Task directions: Identify the lines that contain the word "일반임기제공무원" and copy each one.

(Data records)
※ ※ ※

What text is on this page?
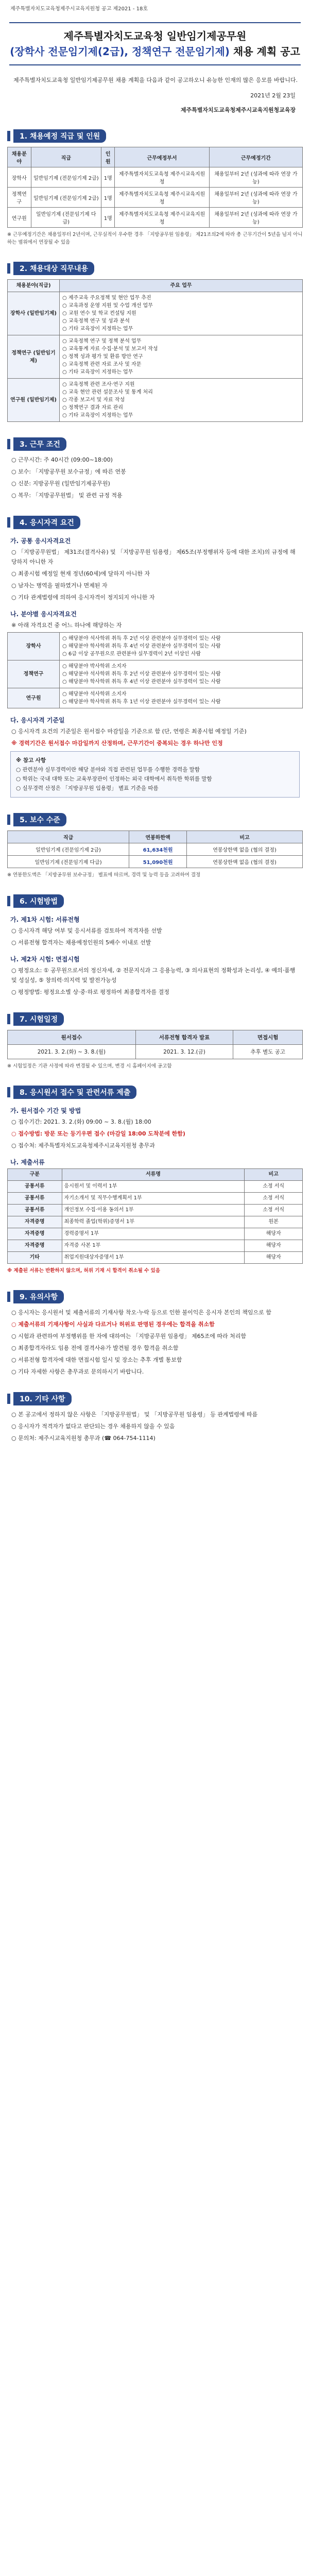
제주특별자치도교육청제주시교육지원청 공고 제2021 - 18호
제주특별자치도교육청 일반임기제공무원
(장학사 전문임기제(2급), 정책연구 전문임기제) 채용 계획 공고
제주특별자치도교육청 일반임기제공무원 채용 계획을 다음과 같이 공고하오니 유능한 인재의 많은 응모를 바랍니다.
2021년 2월 23일
제주특별자치도교육청제주시교육지원청교육장
1. 채용예정 직급 및 인원
채용분야	직급	인원	근무예정부서	근무예정기간
장학사	일반임기제 (전문임기제 2급)	1명	제주특별자치도교육청 제주시교육지원청	채용일부터 2년 (성과에 따라 연장 가능)
정책연구	일반임기제 (전문임기제 2급)	1명	제주특별자치도교육청 제주시교육지원청	채용일부터 2년 (성과에 따라 연장 가능)
연구원	일반임기제 (전문임기제 다급)	1명	제주특별자치도교육청 제주시교육지원청	채용일부터 2년 (성과에 따라 연장 가능)
※ 근무예정기간은 채용일부터 2년이며, 근무실적이 우수한 경우 「지방공무원 임용령」 제21조의2에 따라 총 근무기간이 5년을 넘지 아니하는 범위에서 연장될 수 있음
2. 채용대상 직무내용
채용분야(직급)	주요 업무
장학사 (일반임기제)	○ 제주교육 주요정책 및 현안 업무 추진
○ 교육과정 운영 지원 및 수업 개선 업무
○ 교원 연수 및 학교 컨설팅 지원
○ 교육정책 연구 및 성과 분석
○ 기타 교육장이 지정하는 업무

정책연구 (일반임기제)	○ 교육정책 연구 및 정책 분석 업무
○ 교육통계 자료 수집·분석 및 보고서 작성
○ 정책 성과 평가 및 환류 방안 연구
○ 교육정책 관련 자료 조사 및 자문
○ 기타 교육장이 지정하는 업무

연구원 (일반임기제)	○ 교육정책 관련 조사·연구 지원
○ 교육 현안 관련 설문조사 및 통계 처리
○ 각종 보고서 및 자료 작성
○ 정책연구 결과 자료 관리
○ 기타 교육장이 지정하는 업무
3. 근무 조건
○ 근무시간: 주 40시간 (09:00~18:00)
○ 보수: 「지방공무원 보수규정」에 따른 연봉
○ 신분: 지방공무원 (일반임기제공무원)
○ 복무: 「지방공무원법」 및 관련 규정 적용
4. 응시자격 요건
가. 공통 응시자격요건
○ 「지방공무원법」 제31조(결격사유) 및 「지방공무원 임용령」 제65조(부정행위자 등에 대한 조치)의 규정에 해당하지 아니한 자
○ 최종시험 예정일 현재 정년(60세)에 달하지 아니한 자
○ 남자는 병역을 필하였거나 면제된 자
○ 기타 관계법령에 의하여 응시자격이 정지되지 아니한 자
나. 분야별 응시자격요건
※ 아래 자격요건 중 어느 하나에 해당하는 자
장학사	○ 해당분야 석사학위 취득 후 2년 이상 관련분야 실무경력이 있는 사람
○ 해당분야 학사학위 취득 후 4년 이상 관련분야 실무경력이 있는 사람
○ 6급 이상 공무원으로 관련분야 실무경력이 2년 이상인 사람

정책연구	○ 해당분야 박사학위 소지자
○ 해당분야 석사학위 취득 후 2년 이상 관련분야 실무경력이 있는 사람
○ 해당분야 학사학위 취득 후 4년 이상 관련분야 실무경력이 있는 사람

연구원	○ 해당분야 석사학위 소지자
○ 해당분야 학사학위 취득 후 1년 이상 관련분야 실무경력이 있는 사람
다. 응시자격 기준일
○ 응시자격 요건의 기준일은 원서접수 마감일을 기준으로 함 (단, 연령은 최종시험 예정일 기준)
※ 경력기간은 원서접수 마감일까지 산정하며, 근무기간이 중복되는 경우 하나만 인정
※ 참고 사항
○ 관련분야 실무경력이란 해당 분야와 직접 관련된 업무를 수행한 경력을 말함
○ 학위는 국내 대학 또는 교육부장관이 인정하는 외국 대학에서 취득한 학위를 말함
○ 실무경력 산정은 「지방공무원 임용령」 별표 기준을 따름
5. 보수 수준
직급	연봉하한액	비고
일반임기제 (전문임기제 2급)	61,634천원	연봉상한액 없음 (협의 결정)
일반임기제 (전문임기제 다급)	51,090천원	연봉상한액 없음 (협의 결정)
※ 연봉한도액은 「지방공무원 보수규정」 별표에 따르며, 경력 및 능력 등을 고려하여 결정
6. 시험방법
가. 제1차 시험: 서류전형
○ 응시자격 해당 여부 및 응시서류를 검토하여 적격자를 선발
○ 서류전형 합격자는 채용예정인원의 5배수 이내로 선발
나. 제2차 시험: 면접시험
○ 평정요소: ① 공무원으로서의 정신자세, ② 전문지식과 그 응용능력, ③ 의사표현의 정확성과 논리성, ④ 예의·품행 및 성실성, ⑤ 창의력·의지력 및 발전가능성
○ 평정방법: 평정요소별 상·중·하로 평정하여 최종합격자를 결정
7. 시험일정
원서접수	서류전형 합격자 발표	면접시험
2021. 3. 2.(화) ~ 3. 8.(월)	2021. 3. 12.(금)	추후 별도 공고
※ 시험일정은 기관 사정에 따라 변경될 수 있으며, 변경 시 홈페이지에 공고함
8. 응시원서 접수 및 관련서류 제출
가. 원서접수 기간 및 방법
○ 접수기간: 2021. 3. 2.(화) 09:00 ~ 3. 8.(월) 18:00
○ 접수방법: 방문 또는 등기우편 접수 (마감일 18:00 도착분에 한함)
○ 접수처: 제주특별자치도교육청제주시교육지원청 총무과
나. 제출서류
구분	서류명	비고
공통서류	응시원서 및 이력서 1부	소정 서식
공통서류	자기소개서 및 직무수행계획서 1부	소정 서식
공통서류	개인정보 수집·이용 동의서 1부	소정 서식
자격증명	최종학력 졸업(학위)증명서 1부	원본
자격증명	경력증명서 1부	해당자
자격증명	자격증 사본 1부	해당자
기타	취업지원대상자증명서 1부	해당자
※ 제출된 서류는 반환하지 않으며, 허위 기재 시 합격이 취소될 수 있음
9. 유의사항
○ 응시자는 응시원서 및 제출서류의 기재사항 착오·누락 등으로 인한 불이익은 응시자 본인의 책임으로 함
○ 제출서류의 기재사항이 사실과 다르거나 허위로 판명된 경우에는 합격을 취소함
○ 시험과 관련하여 부정행위를 한 자에 대하여는 「지방공무원 임용령」 제65조에 따라 처리함
○ 최종합격자라도 임용 전에 결격사유가 발견될 경우 합격을 취소함
○ 서류전형 합격자에 대한 면접시험 일시 및 장소는 추후 개별 통보함
○ 기타 자세한 사항은 총무과로 문의하시기 바랍니다.
10. 기타 사항
○ 본 공고에서 정하지 않은 사항은 「지방공무원법」 및 「지방공무원 임용령」 등 관계법령에 따름
○ 응시자가 적격자가 없다고 판단되는 경우 채용하지 않을 수 있음
○ 문의처: 제주시교육지원청 총무과 (☎ 064-754-1114)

※ ※ ※

Correct response:
제주특별자치도교육청 일반임기제공무원
제주특별자치도교육청 일반임기제공무원 채용 계획을 다음과 같이 공고하오니 유능한 인재의 많은 응모를 바랍니다.
○ 신분: 지방공무원 (일반임기제공무원)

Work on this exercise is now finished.